Wer ein Auto hat, ist etwas besser dran – hier wirkt die Fahrgastzelle zugleich wie ein Faradayscher Käfig, der Werbung draußen abblitzen lässt.
Außer man fährt auf eine Straßenecke zu, an der dann unweigerlich MATRATZEN CONCORD einen Eckladen gemietet hat.
Fußgänger kaufen selten Matratzen – deshalb werden Matratzenläden IMMER in Eckläden angemietet, weil der Laden hier besser gesehen wird, als im Vorbeifahren.

Parkraumbewirtschaftung in Prenzlauer Berg: Kulturwerbung für Kreuzberg
Parkraumbewirtschaftung in Prenzlauer Berg: Kulturwerbung für Kreuzberg – fotografiert in der Saarbrücker Strasse am 19. Juni 2013
Wo Autofahrer hinsehen müssen

In Pankow gibt es hunderte Säulen, zu denen Autofahrer „hin müssen“ – wenn sie ihre preußisch-elektronische Parkgebührenpflicht verrichten müssen. Jene die morgens nur die Vorderseite des Automaten sehen, werden schon am Abend die Rückseite sehen.

Die blauen Parkgebührenautoma- ten der Parkraumbewirtschaftung sind daher unweigerlich im Blickfeld.

Als Zettelkästen, Kunstautomaten und als Angriffs-Objekt für Bürgerunwillen sind die Automaten schon ins Rampenlicht gerückt worden. Und an manchen Standorten haben sich Anwohner trickreich gegen die Aufstellung der neuen „Parkraumsäulen“ zur Wehr gesetzt. Erst wurden Halteverbotsschilder geklaut, auch wurden ausgehobene Löcher wieder zugepflastert. Immer wieder werden die Bedienfelder ramponiert oder beklebt. Ein ständiger Kostenfaktor für Wartung, Reinigung und Reparatur.

--------------------------------

• AUFGABEN:
1. Gib einen Abschnitt aus dem Lesetext wortgetreu wieder. Beginne bei den Worten „In Pankow gibt“ und höre nach „Reinigung und Reparatur.“ auf.
2. Fasse den Lesetext in zwei Sätzen zusammen.
3. Was wurde laut dem Lesetext zuerst geklaut, als sich Anwohner gegen die Aufstellung der neuen Parkraumsäulen wehrten?

• VORLIEGENDE AUFLISTUNG:
--------------------------------

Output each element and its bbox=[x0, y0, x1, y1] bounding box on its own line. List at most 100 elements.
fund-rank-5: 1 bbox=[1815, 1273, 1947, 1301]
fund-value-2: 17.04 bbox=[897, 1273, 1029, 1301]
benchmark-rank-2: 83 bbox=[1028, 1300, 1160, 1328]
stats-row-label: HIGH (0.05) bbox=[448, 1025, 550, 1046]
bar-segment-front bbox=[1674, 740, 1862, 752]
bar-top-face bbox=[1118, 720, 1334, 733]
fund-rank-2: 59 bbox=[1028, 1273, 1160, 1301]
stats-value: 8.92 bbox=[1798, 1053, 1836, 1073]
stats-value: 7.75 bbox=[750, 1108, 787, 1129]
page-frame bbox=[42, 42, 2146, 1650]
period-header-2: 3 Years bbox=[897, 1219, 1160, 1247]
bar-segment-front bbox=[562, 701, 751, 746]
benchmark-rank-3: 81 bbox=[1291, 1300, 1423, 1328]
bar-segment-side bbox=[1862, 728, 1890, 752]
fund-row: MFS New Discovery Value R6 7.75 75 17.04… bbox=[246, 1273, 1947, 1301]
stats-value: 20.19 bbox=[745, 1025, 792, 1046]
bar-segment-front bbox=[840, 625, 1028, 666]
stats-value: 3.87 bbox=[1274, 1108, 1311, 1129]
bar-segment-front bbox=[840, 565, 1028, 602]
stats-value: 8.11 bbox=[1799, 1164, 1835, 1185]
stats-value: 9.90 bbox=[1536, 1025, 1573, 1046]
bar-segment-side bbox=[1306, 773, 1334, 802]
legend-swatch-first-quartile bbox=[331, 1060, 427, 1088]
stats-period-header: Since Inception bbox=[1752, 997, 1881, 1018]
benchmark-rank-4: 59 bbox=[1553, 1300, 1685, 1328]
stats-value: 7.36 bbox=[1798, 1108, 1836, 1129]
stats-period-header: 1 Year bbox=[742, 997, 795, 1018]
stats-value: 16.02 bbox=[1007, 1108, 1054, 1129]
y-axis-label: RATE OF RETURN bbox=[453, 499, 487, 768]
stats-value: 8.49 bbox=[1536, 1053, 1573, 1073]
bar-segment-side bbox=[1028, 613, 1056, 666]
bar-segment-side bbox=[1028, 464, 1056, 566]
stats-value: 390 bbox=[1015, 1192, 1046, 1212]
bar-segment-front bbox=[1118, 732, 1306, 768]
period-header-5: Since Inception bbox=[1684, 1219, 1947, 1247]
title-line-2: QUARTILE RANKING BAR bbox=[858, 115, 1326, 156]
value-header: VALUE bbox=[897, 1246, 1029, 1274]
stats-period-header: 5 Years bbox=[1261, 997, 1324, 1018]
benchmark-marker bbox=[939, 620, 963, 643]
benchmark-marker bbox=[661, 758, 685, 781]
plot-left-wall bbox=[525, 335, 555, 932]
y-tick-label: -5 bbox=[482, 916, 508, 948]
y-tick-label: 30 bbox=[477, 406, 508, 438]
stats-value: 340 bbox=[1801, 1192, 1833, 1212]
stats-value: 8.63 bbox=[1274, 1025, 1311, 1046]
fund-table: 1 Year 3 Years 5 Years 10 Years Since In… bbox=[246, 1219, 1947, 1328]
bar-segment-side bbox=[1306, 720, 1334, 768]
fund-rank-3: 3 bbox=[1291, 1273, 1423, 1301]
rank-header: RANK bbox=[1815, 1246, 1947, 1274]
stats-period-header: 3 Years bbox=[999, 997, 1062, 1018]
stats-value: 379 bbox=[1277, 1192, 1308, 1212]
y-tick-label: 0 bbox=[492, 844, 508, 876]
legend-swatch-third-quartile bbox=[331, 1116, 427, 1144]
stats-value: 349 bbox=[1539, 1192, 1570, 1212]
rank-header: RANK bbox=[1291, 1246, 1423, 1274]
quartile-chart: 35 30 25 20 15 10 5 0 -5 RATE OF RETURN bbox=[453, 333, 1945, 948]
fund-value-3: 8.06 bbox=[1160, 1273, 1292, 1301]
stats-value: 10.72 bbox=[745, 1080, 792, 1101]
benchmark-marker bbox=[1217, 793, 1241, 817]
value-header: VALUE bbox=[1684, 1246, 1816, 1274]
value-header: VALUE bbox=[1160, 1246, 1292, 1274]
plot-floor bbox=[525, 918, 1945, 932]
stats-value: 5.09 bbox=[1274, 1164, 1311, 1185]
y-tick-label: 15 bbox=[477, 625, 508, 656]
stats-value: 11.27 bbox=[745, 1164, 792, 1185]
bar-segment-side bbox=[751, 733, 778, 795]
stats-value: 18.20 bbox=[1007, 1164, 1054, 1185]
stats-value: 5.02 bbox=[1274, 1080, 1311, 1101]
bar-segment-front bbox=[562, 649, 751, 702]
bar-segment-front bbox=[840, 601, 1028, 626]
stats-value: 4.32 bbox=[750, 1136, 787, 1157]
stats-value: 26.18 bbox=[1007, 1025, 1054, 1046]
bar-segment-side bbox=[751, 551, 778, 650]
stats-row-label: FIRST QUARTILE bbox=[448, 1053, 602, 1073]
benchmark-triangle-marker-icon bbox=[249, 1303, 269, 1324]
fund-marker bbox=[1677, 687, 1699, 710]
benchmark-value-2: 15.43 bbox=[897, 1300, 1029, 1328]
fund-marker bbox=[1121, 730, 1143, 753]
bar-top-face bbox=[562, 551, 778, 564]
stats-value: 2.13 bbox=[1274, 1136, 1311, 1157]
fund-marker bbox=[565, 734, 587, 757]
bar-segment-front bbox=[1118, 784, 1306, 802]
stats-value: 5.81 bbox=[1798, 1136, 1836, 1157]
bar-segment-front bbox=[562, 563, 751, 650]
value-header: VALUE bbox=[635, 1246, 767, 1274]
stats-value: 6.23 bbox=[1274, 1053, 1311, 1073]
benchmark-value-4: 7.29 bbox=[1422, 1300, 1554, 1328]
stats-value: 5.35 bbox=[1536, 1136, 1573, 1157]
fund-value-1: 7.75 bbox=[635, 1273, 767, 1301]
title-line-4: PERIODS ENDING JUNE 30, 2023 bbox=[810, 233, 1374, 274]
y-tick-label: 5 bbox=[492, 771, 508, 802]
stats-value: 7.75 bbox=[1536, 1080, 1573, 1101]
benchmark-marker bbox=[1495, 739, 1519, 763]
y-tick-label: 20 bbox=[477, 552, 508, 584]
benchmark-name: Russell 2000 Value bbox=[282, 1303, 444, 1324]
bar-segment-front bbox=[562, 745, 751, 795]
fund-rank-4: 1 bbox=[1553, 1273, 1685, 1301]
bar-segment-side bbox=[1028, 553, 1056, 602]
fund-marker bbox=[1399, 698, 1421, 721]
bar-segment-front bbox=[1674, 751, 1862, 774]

--------------------------------

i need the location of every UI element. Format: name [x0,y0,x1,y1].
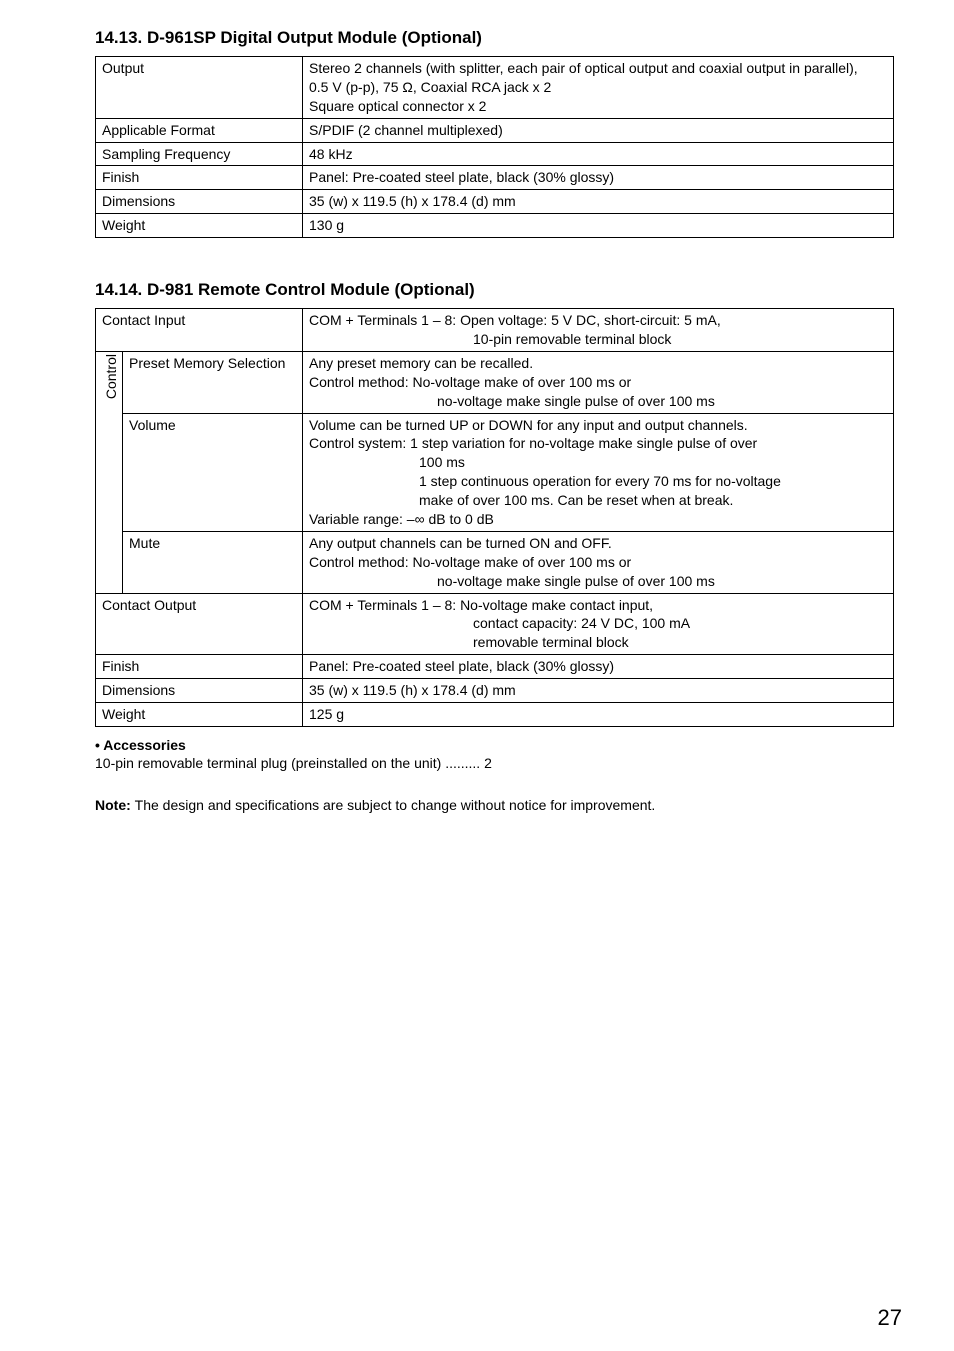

--------------------------------

• VOLLSTÄNDIGE LÖSUNGEN:
1.
In Pankow gibt es hunderte Säulen, zu denen Autofahrer „hin müssen“ – wenn sie ihre preußisch-elektronische Parkgebührenpflicht verrichten müssen. Jene die morgens nur die Vorderseite des Automaten sehen, werden schon am Abend die Rückseite sehen.

Die blauen Parkgebührenautoma- ten der Parkraumbewirtschaftung sind daher unweigerlich im Blickfeld.

Als Zettelkästen, Kunstautomaten und als Angriffs-Objekt für Bürgerunwillen sind die Automaten schon ins Rampenlicht gerückt worden. Und an manchen Standorten haben sich Anwohner trickreich gegen die Aufstellung der neuen „Parkraumsäulen“ zur Wehr gesetzt. Erst wurden Halteverbotsschilder geklaut, auch wurden ausgehobene Löcher wieder zugepflastert. Immer wieder werden die Bedienfelder ramponiert oder beklebt. Ein ständiger Kostenfaktor für Wartung, Reinigung und Reparatur.

2. Autofahrer sind durch die Fahrgastzelle etwas besser vor Werbung geschützt, außer an Straßenecken, wo Matratzenläden bevorzugt Eckläden mieten. Die blauen Parkgebührenautomaten in Pankow, zu denen Autofahrer hin müssen, sind daher stets im Blickfeld, werden aber von Anwohnern bekämpft, ramponiert oder beklebt, was ständig Kosten für Wartung, Reinigung und Reparatur verursacht.

3. Halteverbotsschilder.